▶ Written exercise
In the listing below, find every line with the string "models" and pull it out.

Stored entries
━━━
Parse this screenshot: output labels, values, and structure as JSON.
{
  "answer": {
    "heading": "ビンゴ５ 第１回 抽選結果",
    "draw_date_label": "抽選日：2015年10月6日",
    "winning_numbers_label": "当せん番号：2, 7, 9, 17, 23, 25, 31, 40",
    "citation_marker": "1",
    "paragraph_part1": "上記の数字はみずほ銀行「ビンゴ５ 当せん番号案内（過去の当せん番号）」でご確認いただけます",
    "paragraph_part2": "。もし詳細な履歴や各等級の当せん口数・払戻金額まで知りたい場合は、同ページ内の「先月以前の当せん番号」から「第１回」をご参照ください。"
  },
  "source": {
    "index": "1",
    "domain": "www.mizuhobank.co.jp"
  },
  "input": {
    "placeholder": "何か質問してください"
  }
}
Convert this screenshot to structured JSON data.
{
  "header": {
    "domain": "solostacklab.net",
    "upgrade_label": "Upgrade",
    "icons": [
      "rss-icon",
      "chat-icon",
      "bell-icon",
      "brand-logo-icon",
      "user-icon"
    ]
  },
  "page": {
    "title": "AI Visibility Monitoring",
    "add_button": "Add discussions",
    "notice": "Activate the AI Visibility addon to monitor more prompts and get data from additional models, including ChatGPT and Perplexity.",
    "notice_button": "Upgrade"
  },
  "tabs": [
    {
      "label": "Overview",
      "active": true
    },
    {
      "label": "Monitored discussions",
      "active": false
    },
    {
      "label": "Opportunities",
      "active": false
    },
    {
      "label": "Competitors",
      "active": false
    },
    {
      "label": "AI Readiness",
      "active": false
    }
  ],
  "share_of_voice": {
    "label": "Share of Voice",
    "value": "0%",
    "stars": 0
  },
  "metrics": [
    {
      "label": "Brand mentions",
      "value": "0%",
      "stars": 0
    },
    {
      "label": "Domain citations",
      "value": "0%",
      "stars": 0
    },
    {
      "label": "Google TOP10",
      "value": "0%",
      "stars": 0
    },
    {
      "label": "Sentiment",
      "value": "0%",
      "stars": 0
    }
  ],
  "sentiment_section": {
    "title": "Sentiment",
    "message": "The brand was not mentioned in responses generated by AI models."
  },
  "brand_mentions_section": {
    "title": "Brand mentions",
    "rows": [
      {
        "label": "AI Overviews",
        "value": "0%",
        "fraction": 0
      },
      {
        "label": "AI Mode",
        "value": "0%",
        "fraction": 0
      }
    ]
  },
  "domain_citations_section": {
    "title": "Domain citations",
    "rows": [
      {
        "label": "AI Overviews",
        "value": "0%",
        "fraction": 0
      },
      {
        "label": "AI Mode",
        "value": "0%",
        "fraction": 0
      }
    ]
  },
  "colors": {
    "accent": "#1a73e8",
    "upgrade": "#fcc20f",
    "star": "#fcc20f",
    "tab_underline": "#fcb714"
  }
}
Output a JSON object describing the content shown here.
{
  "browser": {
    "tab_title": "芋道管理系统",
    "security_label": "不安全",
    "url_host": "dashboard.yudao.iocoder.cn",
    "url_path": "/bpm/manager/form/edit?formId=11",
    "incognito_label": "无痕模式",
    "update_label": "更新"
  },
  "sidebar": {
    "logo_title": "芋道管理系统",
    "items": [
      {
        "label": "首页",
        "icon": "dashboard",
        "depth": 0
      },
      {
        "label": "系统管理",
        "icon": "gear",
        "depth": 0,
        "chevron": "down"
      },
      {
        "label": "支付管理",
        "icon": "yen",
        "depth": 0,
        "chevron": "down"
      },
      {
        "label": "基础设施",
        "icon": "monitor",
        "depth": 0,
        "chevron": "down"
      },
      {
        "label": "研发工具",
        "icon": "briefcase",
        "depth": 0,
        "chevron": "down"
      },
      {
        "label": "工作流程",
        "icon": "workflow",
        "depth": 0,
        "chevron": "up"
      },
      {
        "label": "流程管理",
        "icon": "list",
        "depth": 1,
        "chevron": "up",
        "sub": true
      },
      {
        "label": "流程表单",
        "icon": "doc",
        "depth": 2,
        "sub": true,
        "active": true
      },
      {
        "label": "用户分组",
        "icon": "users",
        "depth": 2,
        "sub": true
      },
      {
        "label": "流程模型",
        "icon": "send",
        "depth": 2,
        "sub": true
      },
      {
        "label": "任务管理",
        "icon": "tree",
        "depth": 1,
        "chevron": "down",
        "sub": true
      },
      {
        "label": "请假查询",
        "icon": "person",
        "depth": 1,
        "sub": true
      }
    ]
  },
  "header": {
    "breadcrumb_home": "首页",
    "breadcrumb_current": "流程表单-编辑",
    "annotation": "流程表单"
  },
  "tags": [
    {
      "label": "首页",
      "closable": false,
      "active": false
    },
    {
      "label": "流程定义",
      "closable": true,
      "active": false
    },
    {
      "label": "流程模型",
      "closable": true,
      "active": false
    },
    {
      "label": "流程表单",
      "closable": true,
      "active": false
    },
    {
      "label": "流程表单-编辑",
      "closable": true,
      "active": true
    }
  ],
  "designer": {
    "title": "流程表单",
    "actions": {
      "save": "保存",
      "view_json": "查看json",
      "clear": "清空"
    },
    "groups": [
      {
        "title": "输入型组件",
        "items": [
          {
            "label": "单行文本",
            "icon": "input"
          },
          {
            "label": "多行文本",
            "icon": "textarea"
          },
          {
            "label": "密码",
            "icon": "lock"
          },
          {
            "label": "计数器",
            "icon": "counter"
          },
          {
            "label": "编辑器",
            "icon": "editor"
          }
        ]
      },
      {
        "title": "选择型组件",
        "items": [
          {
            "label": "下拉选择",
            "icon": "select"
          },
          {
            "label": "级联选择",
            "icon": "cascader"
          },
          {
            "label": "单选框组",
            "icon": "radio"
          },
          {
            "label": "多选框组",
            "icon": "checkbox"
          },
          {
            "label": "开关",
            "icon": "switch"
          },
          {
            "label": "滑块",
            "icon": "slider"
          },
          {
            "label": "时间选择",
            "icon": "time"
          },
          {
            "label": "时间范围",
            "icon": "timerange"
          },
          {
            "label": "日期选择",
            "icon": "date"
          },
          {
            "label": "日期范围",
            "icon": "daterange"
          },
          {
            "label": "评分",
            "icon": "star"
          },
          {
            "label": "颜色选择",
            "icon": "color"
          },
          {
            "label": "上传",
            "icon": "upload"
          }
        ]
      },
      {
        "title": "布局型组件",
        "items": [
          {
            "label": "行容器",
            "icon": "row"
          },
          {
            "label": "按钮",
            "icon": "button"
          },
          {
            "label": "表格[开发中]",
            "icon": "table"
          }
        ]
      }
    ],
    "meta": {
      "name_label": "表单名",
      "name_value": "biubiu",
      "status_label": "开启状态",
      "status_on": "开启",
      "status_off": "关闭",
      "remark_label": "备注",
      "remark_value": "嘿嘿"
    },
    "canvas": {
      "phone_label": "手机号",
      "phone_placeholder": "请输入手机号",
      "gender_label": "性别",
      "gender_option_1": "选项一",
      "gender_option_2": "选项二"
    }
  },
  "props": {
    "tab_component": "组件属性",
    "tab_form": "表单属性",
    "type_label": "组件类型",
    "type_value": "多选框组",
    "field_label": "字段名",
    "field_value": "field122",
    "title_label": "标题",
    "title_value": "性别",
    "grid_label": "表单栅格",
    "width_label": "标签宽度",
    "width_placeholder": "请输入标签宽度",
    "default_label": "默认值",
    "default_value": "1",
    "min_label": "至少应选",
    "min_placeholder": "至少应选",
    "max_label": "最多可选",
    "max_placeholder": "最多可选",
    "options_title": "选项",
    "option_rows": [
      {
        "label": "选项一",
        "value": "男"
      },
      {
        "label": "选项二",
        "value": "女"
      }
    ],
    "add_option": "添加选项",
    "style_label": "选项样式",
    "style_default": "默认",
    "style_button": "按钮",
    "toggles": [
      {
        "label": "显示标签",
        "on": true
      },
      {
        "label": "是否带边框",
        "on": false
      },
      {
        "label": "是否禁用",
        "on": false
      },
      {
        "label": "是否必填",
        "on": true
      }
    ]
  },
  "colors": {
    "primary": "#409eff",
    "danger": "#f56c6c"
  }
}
━━━
▶ Solution
    "notice": "Activate the AI Visibility addon to monitor more prompts and get data from additional models, including ChatGPT and Perplexity.",
    "message": "The brand was not mentioned in responses generated by AI models."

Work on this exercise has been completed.